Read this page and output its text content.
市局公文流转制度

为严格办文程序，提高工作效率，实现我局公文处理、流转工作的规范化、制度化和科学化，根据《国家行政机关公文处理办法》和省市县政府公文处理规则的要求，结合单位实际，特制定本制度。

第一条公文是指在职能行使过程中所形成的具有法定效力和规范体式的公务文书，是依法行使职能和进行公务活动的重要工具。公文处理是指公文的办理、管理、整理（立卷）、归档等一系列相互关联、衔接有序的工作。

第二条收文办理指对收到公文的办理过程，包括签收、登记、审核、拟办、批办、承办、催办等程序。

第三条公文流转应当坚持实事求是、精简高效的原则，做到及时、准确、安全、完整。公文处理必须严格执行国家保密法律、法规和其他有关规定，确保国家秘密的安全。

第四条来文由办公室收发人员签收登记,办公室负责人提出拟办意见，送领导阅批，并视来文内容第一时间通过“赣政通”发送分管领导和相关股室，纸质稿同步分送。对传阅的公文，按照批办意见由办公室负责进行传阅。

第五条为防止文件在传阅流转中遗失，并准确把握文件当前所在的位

▶ _Task brief_
Could you reproduce every record above exactly as it appears?

▶ _Response_
Read this page and output its text content.
市局公文流转制度

为严格办文程序，提高工作效率，实现我局公文处理、流转工作的规范化、制度化和科学化，根据《国家行政机关公文处理办法》和省市县政府公文处理规则的要求，结合单位实际，特制定本制度。

第一条公文是指在职能行使过程中所形成的具有法定效力和规范体式的公务文书，是依法行使职能和进行公务活动的重要工具。公文处理是指公文的办理、管理、整理（立卷）、归档等一系列相互关联、衔接有序的工作。

第二条收文办理指对收到公文的办理过程，包括签收、登记、审核、拟办、批办、承办、催办等程序。

第三条公文流转应当坚持实事求是、精简高效的原则，做到及时、准确、安全、完整。公文处理必须严格执行国家保密法律、法规和其他有关规定，确保国家秘密的安全。

第四条来文由办公室收发人员签收登记,办公室负责人提出拟办意见，送领导阅批，并视来文内容第一时间通过“赣政通”发送分管领导和相关股室，纸质稿同步分送。对传阅的公文，按照批办意见由办公室负责进行传阅。

第五条为防止文件在传阅流转中遗失，并准确把握文件当前所在的位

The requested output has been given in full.